__DATASET EXTRACT__:

>>>>>

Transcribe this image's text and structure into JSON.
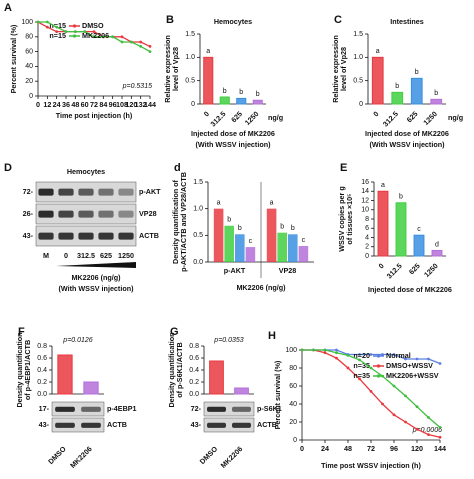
{
  "chart_data": [
    {
      "type": "line",
      "panel": "A",
      "ylabel": [
        "Percent survival (%)"
      ],
      "xlabel": "Time post injection (h)",
      "x": [
        0,
        12,
        24,
        36,
        48,
        60,
        72,
        84,
        96,
        108,
        120,
        132,
        144
      ],
      "series": [
        {
          "name": "DMSO",
          "n": "n=15",
          "color": "#e8393f",
          "values": [
            100,
            93,
            87,
            87,
            87,
            87,
            87,
            80,
            80,
            80,
            73,
            73,
            67
          ]
        },
        {
          "name": "MK2206",
          "n": "n=15",
          "color": "#3fbf3f",
          "values": [
            100,
            100,
            93,
            87,
            87,
            87,
            80,
            80,
            80,
            73,
            73,
            67,
            60
          ]
        }
      ],
      "xlim": [
        0,
        144
      ],
      "xticks": [
        0,
        12,
        24,
        36,
        48,
        60,
        72,
        84,
        96,
        108,
        120,
        132,
        144
      ],
      "ylim": [
        0,
        100
      ],
      "yticks": [
        0,
        20,
        40,
        60,
        80,
        100
      ],
      "annotation": "p=0.5315"
    },
    {
      "type": "bar",
      "panel": "B",
      "title": "Hemocytes",
      "ylabel": [
        "Relative expression",
        "level of Vp28"
      ],
      "xlabel": "Injected dose of MK2206",
      "xlabel2": "(With WSSV injection)",
      "unit": "ng/g",
      "categories": [
        "0",
        "312.5",
        "625",
        "1250"
      ],
      "values": [
        1.0,
        0.15,
        0.12,
        0.08
      ],
      "colors": [
        "#e8393f",
        "#3fcf3f",
        "#3a8fe0",
        "#b46fd8"
      ],
      "letters": [
        "a",
        "b",
        "b",
        "b"
      ],
      "ylim": [
        0,
        1.5
      ],
      "yticks": [
        0,
        {
          "value": 0.5,
          "label": "0.5"
        },
        {
          "value": 1,
          "label": "1.0"
        },
        {
          "value": 1.5,
          "label": "1.5"
        }
      ]
    },
    {
      "type": "bar",
      "panel": "C",
      "title": "Intestines",
      "ylabel": [
        "Relative expression",
        "level of Vp28"
      ],
      "xlabel": "Injected dose of MK2206",
      "xlabel2": "(With WSSV injection)",
      "unit": "ng/g",
      "categories": [
        "0",
        "312.5",
        "625",
        "1250"
      ],
      "values": [
        1.0,
        0.25,
        0.55,
        0.1
      ],
      "colors": [
        "#e8393f",
        "#3fcf3f",
        "#3a8fe0",
        "#b46fd8"
      ],
      "letters": [
        "a",
        "b",
        "b",
        "b"
      ],
      "ylim": [
        0,
        1.5
      ],
      "yticks": [
        0,
        {
          "value": 0.5,
          "label": "0.5"
        },
        {
          "value": 1,
          "label": "1.0"
        },
        {
          "value": 1.5,
          "label": "1.5"
        }
      ]
    },
    {
      "type": "grouped",
      "panel": "d",
      "ylabel": [
        "Density quantification of",
        "p-AKT/ACTB and VP28/ACTB"
      ],
      "xlabel": "MK2206 (ng/g)",
      "categories": [
        "p-AKT",
        "VP28"
      ],
      "series": [
        {
          "color": "#e8393f",
          "values": [
            1.0,
            1.0
          ],
          "letters": [
            "a",
            "a"
          ]
        },
        {
          "color": "#3fcf3f",
          "values": [
            0.68,
            0.55
          ],
          "letters": [
            "b",
            "b"
          ]
        },
        {
          "color": "#3a8fe0",
          "values": [
            0.52,
            0.52
          ],
          "letters": [
            "b",
            "b"
          ]
        },
        {
          "color": "#b46fd8",
          "values": [
            0.28,
            0.3
          ],
          "letters": [
            "c",
            "c"
          ]
        }
      ],
      "ylim": [
        0,
        1.5
      ],
      "yticks": [
        {
          "value": 0,
          "label": "0.0"
        },
        {
          "value": 0.5,
          "label": "0.5"
        },
        {
          "value": 1,
          "label": "1.0"
        },
        {
          "value": 1.5,
          "label": "1.5"
        }
      ]
    },
    {
      "type": "bar",
      "panel": "E",
      "ylabel": [
        "WSSV copies per g",
        "of tissues ×10⁵"
      ],
      "xlabel": "Injected dose of MK2206",
      "categories": [
        "0",
        "312.5",
        "625",
        "1250"
      ],
      "values": [
        14,
        11.5,
        4.5,
        1.2
      ],
      "colors": [
        "#e8393f",
        "#3fcf3f",
        "#3a8fe0",
        "#b46fd8"
      ],
      "letters": [
        "a",
        "b",
        "c",
        "d"
      ],
      "ylim": [
        0,
        16
      ],
      "yticks": [
        0,
        2,
        4,
        6,
        8,
        10,
        12,
        14,
        16
      ]
    },
    {
      "type": "bar",
      "panel": "F",
      "ylabel": [
        "Density quantification",
        "of p-4EBP1/ACTB"
      ],
      "categories": [
        "DMSO",
        "MK2206"
      ],
      "values": [
        0.65,
        0.2
      ],
      "colors": [
        "#e8393f",
        "#b46fd8"
      ],
      "ylim": [
        0,
        0.8
      ],
      "yticks": [
        {
          "value": 0,
          "label": "0.0"
        },
        0.2,
        0.4,
        0.6,
        0.8
      ],
      "annotation": "p=0.0126"
    },
    {
      "type": "bar",
      "panel": "G",
      "ylabel": [
        "Density quantification",
        "of p-S6K1/ACTB"
      ],
      "categories": [
        "DMSO",
        "MK2206"
      ],
      "values": [
        0.55,
        0.1
      ],
      "colors": [
        "#e8393f",
        "#b46fd8"
      ],
      "ylim": [
        0,
        0.8
      ],
      "yticks": [
        {
          "value": 0,
          "label": "0.0"
        },
        0.2,
        0.4,
        0.6,
        0.8
      ],
      "annotation": "p=0.0353"
    },
    {
      "type": "line",
      "panel": "H",
      "ylabel": [
        "Percent survival (%)"
      ],
      "xlabel": "Time post WSSV injection (h)",
      "x": [
        0,
        12,
        24,
        36,
        48,
        60,
        72,
        84,
        96,
        108,
        120,
        132,
        144
      ],
      "series": [
        {
          "name": "Normal",
          "n": "n=20",
          "color": "#5a7fe0",
          "values": [
            100,
            100,
            100,
            100,
            95,
            95,
            95,
            95,
            95,
            90,
            90,
            90,
            85
          ]
        },
        {
          "name": "DMSO+WSSV",
          "n": "n=35",
          "color": "#e8393f",
          "values": [
            100,
            100,
            97,
            91,
            80,
            68,
            54,
            40,
            28,
            20,
            12,
            6,
            3
          ]
        },
        {
          "name": "MK2206+WSSV",
          "n": "n=35",
          "color": "#3fbf3f",
          "values": [
            100,
            100,
            100,
            97,
            94,
            89,
            80,
            71,
            60,
            49,
            37,
            25,
            14
          ]
        }
      ],
      "xlim": [
        0,
        144
      ],
      "xticks": [
        0,
        24,
        48,
        72,
        96,
        120,
        144
      ],
      "ylim": [
        0,
        100
      ],
      "yticks": [
        0,
        20,
        40,
        60,
        80,
        100
      ],
      "annotation": "p=0.0006"
    }
  ],
  "blots": [
    {
      "panel": "D",
      "title": "Hemocytes",
      "rows": [
        {
          "marker": "72-",
          "label": "p-AKT"
        },
        {
          "marker": "26-",
          "label": "VP28"
        },
        {
          "marker": "43-",
          "label": "ACTB"
        }
      ],
      "lanes": [
        "M",
        "0",
        "312.5",
        "625",
        "1250"
      ],
      "lane_title": "MK2206 (ng/g)",
      "subtitle": "(With WSSV injection)"
    },
    {
      "rows": [
        {
          "marker": "17-",
          "label": "p-4EBP1"
        },
        {
          "marker": "43-",
          "label": "ACTB"
        }
      ]
    },
    {
      "rows": [
        {
          "marker": "72-",
          "label": "p-S6K1"
        },
        {
          "marker": "43-",
          "label": "ACTB"
        }
      ]
    }
  ]
}
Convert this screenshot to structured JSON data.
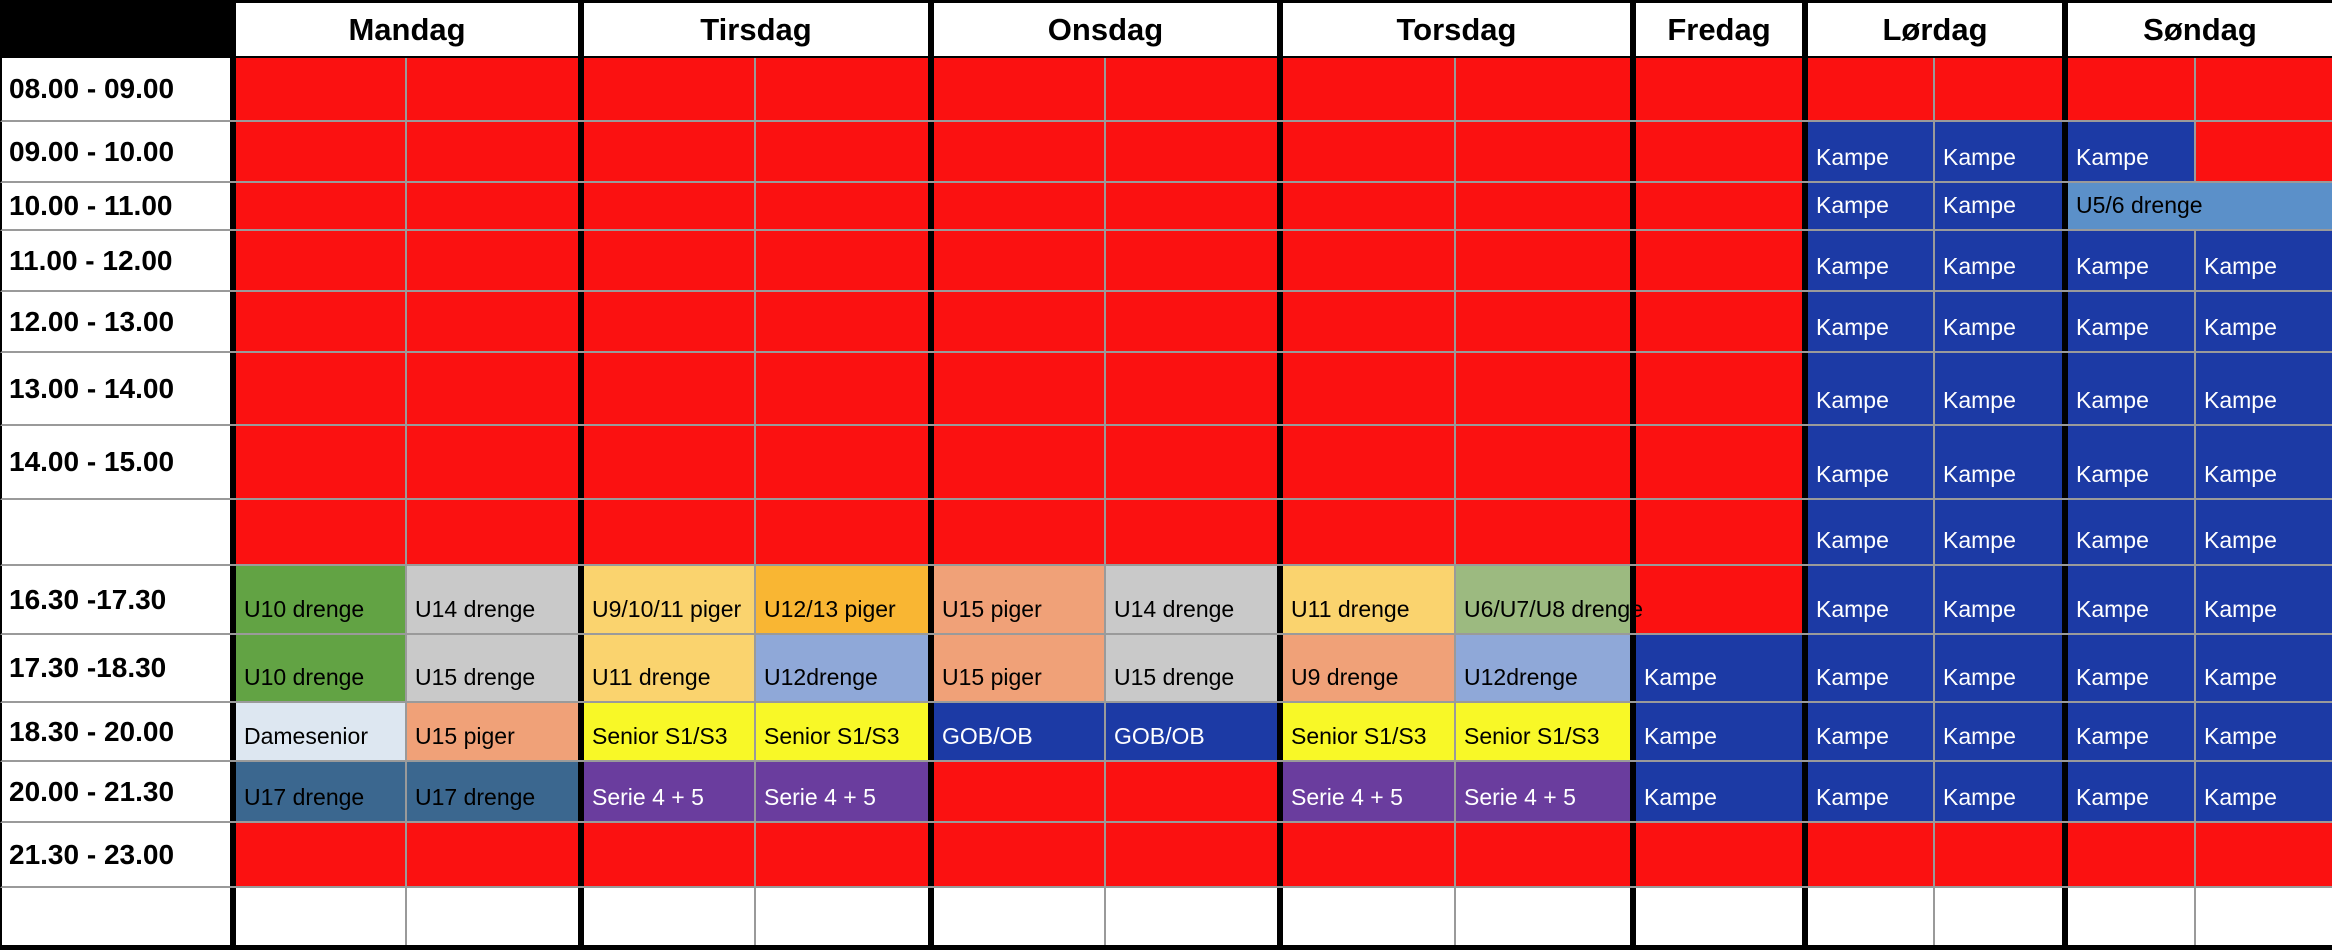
{
  "palette": {
    "red": "#fb1111",
    "blue": "#1c3aa5",
    "lightblue": "#5b90c9",
    "green": "#62a344",
    "lightgreen": "#9cba80",
    "gray": "#c9c9c9",
    "lightorange": "#fad36e",
    "orange": "#f9b633",
    "bluegray": "#8fa8d8",
    "salmon": "#f0a178",
    "yellow": "#f8f827",
    "purple": "#6a3d9e",
    "steelblue": "#3b678f",
    "paleblue": "#dde7f1",
    "white": "#ffffff",
    "grid_line": "#9a9a9a",
    "divider": "#000000",
    "text_dark": "#000000",
    "text_light": "#ffffff"
  },
  "schedule": {
    "days": [
      {
        "label": "Mandag",
        "cols": 2
      },
      {
        "label": "Tirsdag",
        "cols": 2
      },
      {
        "label": "Onsdag",
        "cols": 2
      },
      {
        "label": "Torsdag",
        "cols": 2
      },
      {
        "label": "Fredag",
        "cols": 1
      },
      {
        "label": "Lørdag",
        "cols": 2
      },
      {
        "label": "Søndag",
        "cols": 2
      }
    ],
    "rows": [
      {
        "time": "08.00 - 09.00",
        "cells": [
          {
            "t": "",
            "c": "red"
          },
          {
            "t": "",
            "c": "red"
          },
          {
            "t": "",
            "c": "red"
          },
          {
            "t": "",
            "c": "red"
          },
          {
            "t": "",
            "c": "red"
          },
          {
            "t": "",
            "c": "red"
          },
          {
            "t": "",
            "c": "red"
          },
          {
            "t": "",
            "c": "red"
          },
          {
            "t": "",
            "c": "red"
          },
          {
            "t": "",
            "c": "red"
          },
          {
            "t": "",
            "c": "red"
          },
          {
            "t": "",
            "c": "red"
          },
          {
            "t": "",
            "c": "red"
          }
        ]
      },
      {
        "time": "09.00 - 10.00",
        "cells": [
          {
            "t": "",
            "c": "red"
          },
          {
            "t": "",
            "c": "red"
          },
          {
            "t": "",
            "c": "red"
          },
          {
            "t": "",
            "c": "red"
          },
          {
            "t": "",
            "c": "red"
          },
          {
            "t": "",
            "c": "red"
          },
          {
            "t": "",
            "c": "red"
          },
          {
            "t": "",
            "c": "red"
          },
          {
            "t": "",
            "c": "red"
          },
          {
            "t": "Kampe",
            "c": "blue",
            "f": "w"
          },
          {
            "t": "Kampe",
            "c": "blue",
            "f": "w"
          },
          {
            "t": "Kampe",
            "c": "blue",
            "f": "w"
          },
          {
            "t": "",
            "c": "red"
          }
        ]
      },
      {
        "time": "10.00 - 11.00",
        "cells": [
          {
            "t": "",
            "c": "red"
          },
          {
            "t": "",
            "c": "red"
          },
          {
            "t": "",
            "c": "red"
          },
          {
            "t": "",
            "c": "red"
          },
          {
            "t": "",
            "c": "red"
          },
          {
            "t": "",
            "c": "red"
          },
          {
            "t": "",
            "c": "red"
          },
          {
            "t": "",
            "c": "red"
          },
          {
            "t": "",
            "c": "red"
          },
          {
            "t": "Kampe",
            "c": "blue",
            "f": "w"
          },
          {
            "t": "Kampe",
            "c": "blue",
            "f": "w"
          },
          {
            "t": "U5/6 drenge",
            "c": "lightblue",
            "s": 2
          }
        ]
      },
      {
        "time": "11.00 - 12.00",
        "cells": [
          {
            "t": "",
            "c": "red"
          },
          {
            "t": "",
            "c": "red"
          },
          {
            "t": "",
            "c": "red"
          },
          {
            "t": "",
            "c": "red"
          },
          {
            "t": "",
            "c": "red"
          },
          {
            "t": "",
            "c": "red"
          },
          {
            "t": "",
            "c": "red"
          },
          {
            "t": "",
            "c": "red"
          },
          {
            "t": "",
            "c": "red"
          },
          {
            "t": "Kampe",
            "c": "blue",
            "f": "w"
          },
          {
            "t": "Kampe",
            "c": "blue",
            "f": "w"
          },
          {
            "t": "Kampe",
            "c": "blue",
            "f": "w"
          },
          {
            "t": "Kampe",
            "c": "blue",
            "f": "w"
          }
        ]
      },
      {
        "time": "12.00 - 13.00",
        "cells": [
          {
            "t": "",
            "c": "red"
          },
          {
            "t": "",
            "c": "red"
          },
          {
            "t": "",
            "c": "red"
          },
          {
            "t": "",
            "c": "red"
          },
          {
            "t": "",
            "c": "red"
          },
          {
            "t": "",
            "c": "red"
          },
          {
            "t": "",
            "c": "red"
          },
          {
            "t": "",
            "c": "red"
          },
          {
            "t": "",
            "c": "red"
          },
          {
            "t": "Kampe",
            "c": "blue",
            "f": "w"
          },
          {
            "t": "Kampe",
            "c": "blue",
            "f": "w"
          },
          {
            "t": "Kampe",
            "c": "blue",
            "f": "w"
          },
          {
            "t": "Kampe",
            "c": "blue",
            "f": "w"
          }
        ]
      },
      {
        "time": "13.00 - 14.00",
        "cells": [
          {
            "t": "",
            "c": "red"
          },
          {
            "t": "",
            "c": "red"
          },
          {
            "t": "",
            "c": "red"
          },
          {
            "t": "",
            "c": "red"
          },
          {
            "t": "",
            "c": "red"
          },
          {
            "t": "",
            "c": "red"
          },
          {
            "t": "",
            "c": "red"
          },
          {
            "t": "",
            "c": "red"
          },
          {
            "t": "",
            "c": "red"
          },
          {
            "t": "Kampe",
            "c": "blue",
            "f": "w"
          },
          {
            "t": "Kampe",
            "c": "blue",
            "f": "w"
          },
          {
            "t": "Kampe",
            "c": "blue",
            "f": "w"
          },
          {
            "t": "Kampe",
            "c": "blue",
            "f": "w"
          }
        ]
      },
      {
        "time": "14.00 - 15.00",
        "cells": [
          {
            "t": "",
            "c": "red"
          },
          {
            "t": "",
            "c": "red"
          },
          {
            "t": "",
            "c": "red"
          },
          {
            "t": "",
            "c": "red"
          },
          {
            "t": "",
            "c": "red"
          },
          {
            "t": "",
            "c": "red"
          },
          {
            "t": "",
            "c": "red"
          },
          {
            "t": "",
            "c": "red"
          },
          {
            "t": "",
            "c": "red"
          },
          {
            "t": "Kampe",
            "c": "blue",
            "f": "w"
          },
          {
            "t": "Kampe",
            "c": "blue",
            "f": "w"
          },
          {
            "t": "Kampe",
            "c": "blue",
            "f": "w"
          },
          {
            "t": "Kampe",
            "c": "blue",
            "f": "w"
          }
        ]
      },
      {
        "time": "",
        "cells": [
          {
            "t": "",
            "c": "red"
          },
          {
            "t": "",
            "c": "red"
          },
          {
            "t": "",
            "c": "red"
          },
          {
            "t": "",
            "c": "red"
          },
          {
            "t": "",
            "c": "red"
          },
          {
            "t": "",
            "c": "red"
          },
          {
            "t": "",
            "c": "red"
          },
          {
            "t": "",
            "c": "red"
          },
          {
            "t": "",
            "c": "red"
          },
          {
            "t": "Kampe",
            "c": "blue",
            "f": "w"
          },
          {
            "t": "Kampe",
            "c": "blue",
            "f": "w"
          },
          {
            "t": "Kampe",
            "c": "blue",
            "f": "w"
          },
          {
            "t": "Kampe",
            "c": "blue",
            "f": "w"
          }
        ]
      },
      {
        "time": "16.30 -17.30",
        "cells": [
          {
            "t": "U10 drenge",
            "c": "green"
          },
          {
            "t": "U14 drenge",
            "c": "gray"
          },
          {
            "t": "U9/10/11 piger",
            "c": "lightorange"
          },
          {
            "t": "U12/13 piger",
            "c": "orange"
          },
          {
            "t": "U15 piger",
            "c": "salmon"
          },
          {
            "t": "U14 drenge",
            "c": "gray"
          },
          {
            "t": "U11 drenge",
            "c": "lightorange"
          },
          {
            "t": "U6/U7/U8 drenge",
            "c": "lightgreen"
          },
          {
            "t": "",
            "c": "red"
          },
          {
            "t": "Kampe",
            "c": "blue",
            "f": "w"
          },
          {
            "t": "Kampe",
            "c": "blue",
            "f": "w"
          },
          {
            "t": "Kampe",
            "c": "blue",
            "f": "w"
          },
          {
            "t": "Kampe",
            "c": "blue",
            "f": "w"
          }
        ]
      },
      {
        "time": "17.30 -18.30",
        "cells": [
          {
            "t": "U10 drenge",
            "c": "green"
          },
          {
            "t": "U15 drenge",
            "c": "gray"
          },
          {
            "t": "U11 drenge",
            "c": "lightorange"
          },
          {
            "t": "U12drenge",
            "c": "bluegray"
          },
          {
            "t": "U15 piger",
            "c": "salmon"
          },
          {
            "t": "U15 drenge",
            "c": "gray"
          },
          {
            "t": "U9 drenge",
            "c": "salmon"
          },
          {
            "t": "U12drenge",
            "c": "bluegray"
          },
          {
            "t": "Kampe",
            "c": "blue",
            "f": "w"
          },
          {
            "t": "Kampe",
            "c": "blue",
            "f": "w"
          },
          {
            "t": "Kampe",
            "c": "blue",
            "f": "w"
          },
          {
            "t": "Kampe",
            "c": "blue",
            "f": "w"
          },
          {
            "t": "Kampe",
            "c": "blue",
            "f": "w"
          }
        ]
      },
      {
        "time": "18.30 - 20.00",
        "cells": [
          {
            "t": "Damesenior",
            "c": "paleblue"
          },
          {
            "t": "U15 piger",
            "c": "salmon"
          },
          {
            "t": "Senior S1/S3",
            "c": "yellow"
          },
          {
            "t": "Senior S1/S3",
            "c": "yellow"
          },
          {
            "t": "GOB/OB",
            "c": "blue",
            "f": "w"
          },
          {
            "t": "GOB/OB",
            "c": "blue",
            "f": "w"
          },
          {
            "t": "Senior S1/S3",
            "c": "yellow"
          },
          {
            "t": "Senior S1/S3",
            "c": "yellow"
          },
          {
            "t": "Kampe",
            "c": "blue",
            "f": "w"
          },
          {
            "t": "Kampe",
            "c": "blue",
            "f": "w"
          },
          {
            "t": "Kampe",
            "c": "blue",
            "f": "w"
          },
          {
            "t": "Kampe",
            "c": "blue",
            "f": "w"
          },
          {
            "t": "Kampe",
            "c": "blue",
            "f": "w"
          }
        ]
      },
      {
        "time": "20.00 - 21.30",
        "cells": [
          {
            "t": "U17 drenge",
            "c": "steelblue"
          },
          {
            "t": "U17 drenge",
            "c": "steelblue"
          },
          {
            "t": "Serie 4 + 5",
            "c": "purple",
            "f": "w"
          },
          {
            "t": "Serie 4 + 5",
            "c": "purple",
            "f": "w"
          },
          {
            "t": "",
            "c": "red"
          },
          {
            "t": "",
            "c": "red"
          },
          {
            "t": "Serie 4 + 5",
            "c": "purple",
            "f": "w"
          },
          {
            "t": "Serie 4 + 5",
            "c": "purple",
            "f": "w"
          },
          {
            "t": "Kampe",
            "c": "blue",
            "f": "w"
          },
          {
            "t": "Kampe",
            "c": "blue",
            "f": "w"
          },
          {
            "t": "Kampe",
            "c": "blue",
            "f": "w"
          },
          {
            "t": "Kampe",
            "c": "blue",
            "f": "w"
          },
          {
            "t": "Kampe",
            "c": "blue",
            "f": "w"
          }
        ]
      },
      {
        "time": "21.30 - 23.00",
        "cells": [
          {
            "t": "",
            "c": "red"
          },
          {
            "t": "",
            "c": "red"
          },
          {
            "t": "",
            "c": "red"
          },
          {
            "t": "",
            "c": "red"
          },
          {
            "t": "",
            "c": "red"
          },
          {
            "t": "",
            "c": "red"
          },
          {
            "t": "",
            "c": "red"
          },
          {
            "t": "",
            "c": "red"
          },
          {
            "t": "",
            "c": "red"
          },
          {
            "t": "",
            "c": "red"
          },
          {
            "t": "",
            "c": "red"
          },
          {
            "t": "",
            "c": "red"
          },
          {
            "t": "",
            "c": "red"
          }
        ]
      },
      {
        "time": "",
        "cells": [
          {
            "t": "",
            "c": "white"
          },
          {
            "t": "",
            "c": "white"
          },
          {
            "t": "",
            "c": "white"
          },
          {
            "t": "",
            "c": "white"
          },
          {
            "t": "",
            "c": "white"
          },
          {
            "t": "",
            "c": "white"
          },
          {
            "t": "",
            "c": "white"
          },
          {
            "t": "",
            "c": "white"
          },
          {
            "t": "",
            "c": "white"
          },
          {
            "t": "",
            "c": "white"
          },
          {
            "t": "",
            "c": "white"
          },
          {
            "t": "",
            "c": "white"
          },
          {
            "t": "",
            "c": "white"
          }
        ]
      }
    ]
  }
}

<<<<<

__TASK BRIEF__: Locate the word "annotation" in the entries, and copy every line where it is found.

__RESPONSE BELOW__:
      "annotation": "p=0.5315"
      "annotation": "p=0.0126"
      "annotation": "p=0.0353"
      "annotation": "p=0.0006"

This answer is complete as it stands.